_LISTING_
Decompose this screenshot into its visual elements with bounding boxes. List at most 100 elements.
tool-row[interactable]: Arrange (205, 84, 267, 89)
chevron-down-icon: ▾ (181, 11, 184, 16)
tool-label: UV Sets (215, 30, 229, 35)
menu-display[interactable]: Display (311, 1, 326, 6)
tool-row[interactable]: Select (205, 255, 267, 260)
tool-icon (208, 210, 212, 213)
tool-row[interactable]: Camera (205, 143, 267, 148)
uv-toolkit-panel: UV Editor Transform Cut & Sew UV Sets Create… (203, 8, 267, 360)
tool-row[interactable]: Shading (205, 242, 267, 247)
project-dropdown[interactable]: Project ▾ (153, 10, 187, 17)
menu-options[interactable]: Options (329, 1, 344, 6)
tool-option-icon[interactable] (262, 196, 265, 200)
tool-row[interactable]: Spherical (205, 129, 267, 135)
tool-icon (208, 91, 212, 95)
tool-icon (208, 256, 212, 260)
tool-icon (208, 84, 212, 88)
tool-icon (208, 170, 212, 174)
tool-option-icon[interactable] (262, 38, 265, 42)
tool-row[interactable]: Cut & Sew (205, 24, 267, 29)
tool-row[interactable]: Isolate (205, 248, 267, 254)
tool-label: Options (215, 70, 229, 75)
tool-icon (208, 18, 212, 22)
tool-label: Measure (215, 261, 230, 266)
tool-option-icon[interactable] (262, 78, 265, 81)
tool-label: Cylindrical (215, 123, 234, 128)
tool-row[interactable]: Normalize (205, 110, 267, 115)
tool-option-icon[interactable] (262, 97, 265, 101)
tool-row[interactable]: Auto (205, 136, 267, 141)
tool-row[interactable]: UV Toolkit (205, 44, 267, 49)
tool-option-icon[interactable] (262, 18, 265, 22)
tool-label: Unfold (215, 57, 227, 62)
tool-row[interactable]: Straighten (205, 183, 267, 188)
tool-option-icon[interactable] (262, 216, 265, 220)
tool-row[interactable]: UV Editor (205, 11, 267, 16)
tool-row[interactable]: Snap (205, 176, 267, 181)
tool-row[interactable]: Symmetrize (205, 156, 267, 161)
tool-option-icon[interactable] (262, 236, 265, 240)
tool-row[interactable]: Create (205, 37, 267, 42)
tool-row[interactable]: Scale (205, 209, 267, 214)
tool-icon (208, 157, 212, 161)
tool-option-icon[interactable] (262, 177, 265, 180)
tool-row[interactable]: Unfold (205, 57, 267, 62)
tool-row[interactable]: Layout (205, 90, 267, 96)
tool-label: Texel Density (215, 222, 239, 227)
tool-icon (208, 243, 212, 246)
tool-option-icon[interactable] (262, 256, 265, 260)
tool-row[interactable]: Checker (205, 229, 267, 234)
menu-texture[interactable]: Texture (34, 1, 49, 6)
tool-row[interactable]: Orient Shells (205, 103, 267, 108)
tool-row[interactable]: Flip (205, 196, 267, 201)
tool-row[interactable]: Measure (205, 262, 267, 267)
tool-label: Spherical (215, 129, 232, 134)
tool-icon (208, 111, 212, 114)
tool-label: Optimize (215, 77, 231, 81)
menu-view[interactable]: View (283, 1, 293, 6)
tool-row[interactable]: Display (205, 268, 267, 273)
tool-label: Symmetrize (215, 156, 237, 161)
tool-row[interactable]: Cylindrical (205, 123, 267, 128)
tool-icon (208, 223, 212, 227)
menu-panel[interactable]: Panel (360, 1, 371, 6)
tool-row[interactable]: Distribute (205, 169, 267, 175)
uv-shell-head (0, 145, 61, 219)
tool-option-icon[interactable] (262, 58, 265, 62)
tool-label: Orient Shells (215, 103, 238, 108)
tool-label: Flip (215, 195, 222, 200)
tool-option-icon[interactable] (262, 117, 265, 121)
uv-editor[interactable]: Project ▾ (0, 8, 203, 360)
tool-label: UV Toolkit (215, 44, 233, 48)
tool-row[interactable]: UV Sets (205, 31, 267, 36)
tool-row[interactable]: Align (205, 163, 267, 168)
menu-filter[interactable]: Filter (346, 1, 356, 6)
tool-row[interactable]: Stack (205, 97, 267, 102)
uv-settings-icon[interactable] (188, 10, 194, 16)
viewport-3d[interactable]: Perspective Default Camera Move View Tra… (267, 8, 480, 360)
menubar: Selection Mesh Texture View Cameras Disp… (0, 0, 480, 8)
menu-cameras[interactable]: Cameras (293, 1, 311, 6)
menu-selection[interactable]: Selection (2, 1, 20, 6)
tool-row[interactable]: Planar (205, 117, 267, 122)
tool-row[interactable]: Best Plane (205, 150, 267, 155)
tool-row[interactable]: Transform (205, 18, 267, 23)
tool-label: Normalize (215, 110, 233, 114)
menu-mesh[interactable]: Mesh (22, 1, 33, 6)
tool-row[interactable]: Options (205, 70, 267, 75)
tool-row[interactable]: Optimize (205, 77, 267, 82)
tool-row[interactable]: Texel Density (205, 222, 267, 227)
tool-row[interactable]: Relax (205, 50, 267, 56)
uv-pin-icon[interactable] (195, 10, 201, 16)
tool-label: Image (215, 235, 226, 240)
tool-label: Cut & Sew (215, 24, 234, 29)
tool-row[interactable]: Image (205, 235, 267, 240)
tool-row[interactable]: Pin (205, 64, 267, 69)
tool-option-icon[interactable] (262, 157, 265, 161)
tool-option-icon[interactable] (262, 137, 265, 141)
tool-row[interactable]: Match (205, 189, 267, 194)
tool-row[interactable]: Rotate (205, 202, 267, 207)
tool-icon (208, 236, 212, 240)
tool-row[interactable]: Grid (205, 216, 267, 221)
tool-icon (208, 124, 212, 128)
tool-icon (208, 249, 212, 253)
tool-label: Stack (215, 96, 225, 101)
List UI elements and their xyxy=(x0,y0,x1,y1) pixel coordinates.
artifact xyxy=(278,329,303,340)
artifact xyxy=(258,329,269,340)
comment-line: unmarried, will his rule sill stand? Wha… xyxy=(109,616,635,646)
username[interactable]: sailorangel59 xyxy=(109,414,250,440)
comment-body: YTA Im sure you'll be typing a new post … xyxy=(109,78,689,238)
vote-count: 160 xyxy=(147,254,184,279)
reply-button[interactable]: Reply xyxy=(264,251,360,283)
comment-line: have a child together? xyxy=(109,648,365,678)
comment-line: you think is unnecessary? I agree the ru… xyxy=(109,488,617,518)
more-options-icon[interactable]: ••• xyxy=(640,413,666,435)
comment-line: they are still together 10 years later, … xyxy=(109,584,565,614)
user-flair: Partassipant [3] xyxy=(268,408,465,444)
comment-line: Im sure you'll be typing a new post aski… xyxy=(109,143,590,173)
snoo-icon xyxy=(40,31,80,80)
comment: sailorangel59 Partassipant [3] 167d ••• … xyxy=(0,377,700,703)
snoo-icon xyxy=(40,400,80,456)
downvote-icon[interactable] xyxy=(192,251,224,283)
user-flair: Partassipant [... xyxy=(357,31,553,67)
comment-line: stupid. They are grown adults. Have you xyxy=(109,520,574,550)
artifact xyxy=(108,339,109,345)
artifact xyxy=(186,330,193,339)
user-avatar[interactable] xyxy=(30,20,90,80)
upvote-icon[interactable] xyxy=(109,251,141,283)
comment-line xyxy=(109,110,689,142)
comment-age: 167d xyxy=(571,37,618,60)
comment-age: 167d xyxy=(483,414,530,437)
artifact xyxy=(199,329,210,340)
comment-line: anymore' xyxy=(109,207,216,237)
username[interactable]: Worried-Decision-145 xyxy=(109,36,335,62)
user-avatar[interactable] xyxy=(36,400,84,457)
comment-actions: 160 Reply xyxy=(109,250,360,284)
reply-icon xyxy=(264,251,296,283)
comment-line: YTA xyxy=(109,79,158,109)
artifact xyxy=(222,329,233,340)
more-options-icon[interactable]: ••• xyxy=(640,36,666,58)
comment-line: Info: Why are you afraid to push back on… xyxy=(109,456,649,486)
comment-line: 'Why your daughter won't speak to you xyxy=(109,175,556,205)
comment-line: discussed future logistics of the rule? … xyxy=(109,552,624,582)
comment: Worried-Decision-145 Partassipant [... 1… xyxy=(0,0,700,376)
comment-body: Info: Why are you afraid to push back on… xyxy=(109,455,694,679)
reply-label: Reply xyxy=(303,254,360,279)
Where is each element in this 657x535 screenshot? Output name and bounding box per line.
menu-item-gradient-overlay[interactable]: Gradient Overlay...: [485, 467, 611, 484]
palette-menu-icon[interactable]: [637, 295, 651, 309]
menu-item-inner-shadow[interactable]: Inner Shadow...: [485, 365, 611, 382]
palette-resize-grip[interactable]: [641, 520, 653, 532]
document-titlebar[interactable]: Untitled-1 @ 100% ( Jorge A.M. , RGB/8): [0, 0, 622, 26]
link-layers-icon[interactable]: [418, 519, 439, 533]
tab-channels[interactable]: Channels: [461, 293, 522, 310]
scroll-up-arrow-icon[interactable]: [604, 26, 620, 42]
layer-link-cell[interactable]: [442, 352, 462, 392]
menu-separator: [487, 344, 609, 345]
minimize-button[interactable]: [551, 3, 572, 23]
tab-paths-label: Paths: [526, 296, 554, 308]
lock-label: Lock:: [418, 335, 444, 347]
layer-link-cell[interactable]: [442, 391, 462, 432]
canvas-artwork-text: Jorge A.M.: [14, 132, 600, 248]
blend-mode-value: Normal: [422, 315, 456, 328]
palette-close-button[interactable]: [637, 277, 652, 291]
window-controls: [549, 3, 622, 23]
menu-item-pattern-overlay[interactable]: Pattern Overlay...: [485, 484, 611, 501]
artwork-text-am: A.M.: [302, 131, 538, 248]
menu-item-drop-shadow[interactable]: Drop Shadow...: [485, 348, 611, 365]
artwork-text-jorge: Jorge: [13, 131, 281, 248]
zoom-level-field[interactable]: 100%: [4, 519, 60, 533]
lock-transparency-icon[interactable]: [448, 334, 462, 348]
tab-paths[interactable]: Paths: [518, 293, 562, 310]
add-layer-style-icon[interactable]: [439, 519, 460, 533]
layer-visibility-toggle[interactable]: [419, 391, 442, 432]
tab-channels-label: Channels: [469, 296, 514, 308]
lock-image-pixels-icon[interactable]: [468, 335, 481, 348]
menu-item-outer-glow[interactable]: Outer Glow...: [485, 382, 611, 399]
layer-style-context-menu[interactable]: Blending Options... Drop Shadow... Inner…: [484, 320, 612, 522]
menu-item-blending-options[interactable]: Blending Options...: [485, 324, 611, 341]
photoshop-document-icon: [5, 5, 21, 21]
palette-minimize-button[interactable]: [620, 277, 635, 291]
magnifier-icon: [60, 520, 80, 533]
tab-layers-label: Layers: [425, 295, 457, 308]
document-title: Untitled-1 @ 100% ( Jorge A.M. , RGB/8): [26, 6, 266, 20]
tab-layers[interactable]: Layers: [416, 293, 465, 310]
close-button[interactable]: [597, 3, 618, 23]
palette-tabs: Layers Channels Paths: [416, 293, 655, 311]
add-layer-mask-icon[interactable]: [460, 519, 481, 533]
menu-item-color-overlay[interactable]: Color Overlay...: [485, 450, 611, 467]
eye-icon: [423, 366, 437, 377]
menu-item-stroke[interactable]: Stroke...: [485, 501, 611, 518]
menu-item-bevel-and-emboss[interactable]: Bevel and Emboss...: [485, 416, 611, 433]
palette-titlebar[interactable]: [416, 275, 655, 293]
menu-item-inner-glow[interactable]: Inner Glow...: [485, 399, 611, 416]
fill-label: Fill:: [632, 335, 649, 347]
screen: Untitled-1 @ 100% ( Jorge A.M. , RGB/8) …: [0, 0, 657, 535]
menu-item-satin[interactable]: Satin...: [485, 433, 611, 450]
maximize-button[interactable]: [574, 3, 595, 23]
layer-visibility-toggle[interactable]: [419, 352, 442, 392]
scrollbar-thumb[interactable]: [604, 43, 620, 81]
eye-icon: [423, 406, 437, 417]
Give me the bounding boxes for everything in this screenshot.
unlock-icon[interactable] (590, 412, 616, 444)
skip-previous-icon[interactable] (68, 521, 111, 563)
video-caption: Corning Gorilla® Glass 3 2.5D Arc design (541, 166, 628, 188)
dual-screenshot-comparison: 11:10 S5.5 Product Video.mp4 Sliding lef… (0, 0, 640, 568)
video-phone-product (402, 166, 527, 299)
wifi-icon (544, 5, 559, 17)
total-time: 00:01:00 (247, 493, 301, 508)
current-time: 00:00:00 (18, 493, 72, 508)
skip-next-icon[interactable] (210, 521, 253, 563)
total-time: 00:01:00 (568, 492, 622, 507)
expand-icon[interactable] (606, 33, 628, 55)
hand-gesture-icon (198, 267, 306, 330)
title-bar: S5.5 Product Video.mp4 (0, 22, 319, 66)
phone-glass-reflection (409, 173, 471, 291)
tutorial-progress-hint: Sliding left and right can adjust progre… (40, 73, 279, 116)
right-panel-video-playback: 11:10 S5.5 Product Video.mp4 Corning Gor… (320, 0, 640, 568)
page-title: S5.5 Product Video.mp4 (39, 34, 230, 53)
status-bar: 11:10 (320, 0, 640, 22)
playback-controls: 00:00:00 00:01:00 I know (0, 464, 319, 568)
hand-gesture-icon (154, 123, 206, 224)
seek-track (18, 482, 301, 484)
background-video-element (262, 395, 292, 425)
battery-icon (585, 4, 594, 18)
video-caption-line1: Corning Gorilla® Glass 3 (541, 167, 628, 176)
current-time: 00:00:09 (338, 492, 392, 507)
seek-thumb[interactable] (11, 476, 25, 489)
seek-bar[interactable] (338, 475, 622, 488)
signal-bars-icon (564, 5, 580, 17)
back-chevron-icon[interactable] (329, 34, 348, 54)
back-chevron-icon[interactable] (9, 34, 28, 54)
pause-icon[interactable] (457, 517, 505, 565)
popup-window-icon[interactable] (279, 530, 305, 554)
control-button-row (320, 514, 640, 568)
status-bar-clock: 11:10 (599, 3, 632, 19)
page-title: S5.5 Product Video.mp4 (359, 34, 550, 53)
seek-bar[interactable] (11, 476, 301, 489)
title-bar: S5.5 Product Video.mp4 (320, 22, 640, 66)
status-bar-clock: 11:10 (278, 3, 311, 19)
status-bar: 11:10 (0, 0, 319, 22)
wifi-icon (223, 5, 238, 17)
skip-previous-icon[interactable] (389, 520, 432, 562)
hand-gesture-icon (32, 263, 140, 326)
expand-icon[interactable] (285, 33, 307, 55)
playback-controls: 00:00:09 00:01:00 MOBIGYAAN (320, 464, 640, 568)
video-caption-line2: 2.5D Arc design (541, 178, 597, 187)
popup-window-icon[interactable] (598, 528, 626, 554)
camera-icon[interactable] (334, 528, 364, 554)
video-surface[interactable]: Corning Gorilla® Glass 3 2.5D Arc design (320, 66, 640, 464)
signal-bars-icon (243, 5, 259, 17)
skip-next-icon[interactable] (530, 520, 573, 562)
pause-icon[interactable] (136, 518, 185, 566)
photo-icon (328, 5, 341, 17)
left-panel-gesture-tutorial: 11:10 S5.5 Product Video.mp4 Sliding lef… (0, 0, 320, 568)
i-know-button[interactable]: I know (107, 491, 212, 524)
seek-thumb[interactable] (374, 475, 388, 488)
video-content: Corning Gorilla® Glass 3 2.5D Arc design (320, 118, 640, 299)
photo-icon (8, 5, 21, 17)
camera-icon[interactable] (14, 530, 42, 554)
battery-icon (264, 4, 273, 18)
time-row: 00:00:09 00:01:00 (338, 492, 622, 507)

_WHAT YOU ARE ASKED TO DO_
Copy the listing word for word, starting at its first line and ending at the line that contains "tool-row[interactable]: Isolate (205, 248, 267, 254)", with that line included.

_THE REPLY_
Decompose this screenshot into its visual elements with bounding boxes. List at most 100 elements.
tool-row[interactable]: Arrange (205, 84, 267, 89)
chevron-down-icon: ▾ (181, 11, 184, 16)
tool-label: UV Sets (215, 30, 229, 35)
menu-display[interactable]: Display (311, 1, 326, 6)
tool-row[interactable]: Select (205, 255, 267, 260)
tool-icon (208, 210, 212, 213)
tool-row[interactable]: Camera (205, 143, 267, 148)
uv-toolkit-panel: UV Editor Transform Cut & Sew UV Sets Create… (203, 8, 267, 360)
tool-row[interactable]: Shading (205, 242, 267, 247)
project-dropdown[interactable]: Project ▾ (153, 10, 187, 17)
menu-options[interactable]: Options (329, 1, 344, 6)
tool-option-icon[interactable] (262, 196, 265, 200)
tool-row[interactable]: Spherical (205, 129, 267, 135)
tool-icon (208, 91, 212, 95)
tool-icon (208, 256, 212, 260)
tool-icon (208, 84, 212, 88)
tool-icon (208, 170, 212, 174)
tool-option-icon[interactable] (262, 38, 265, 42)
tool-row[interactable]: Cut & Sew (205, 24, 267, 29)
tool-row[interactable]: Isolate (205, 248, 267, 254)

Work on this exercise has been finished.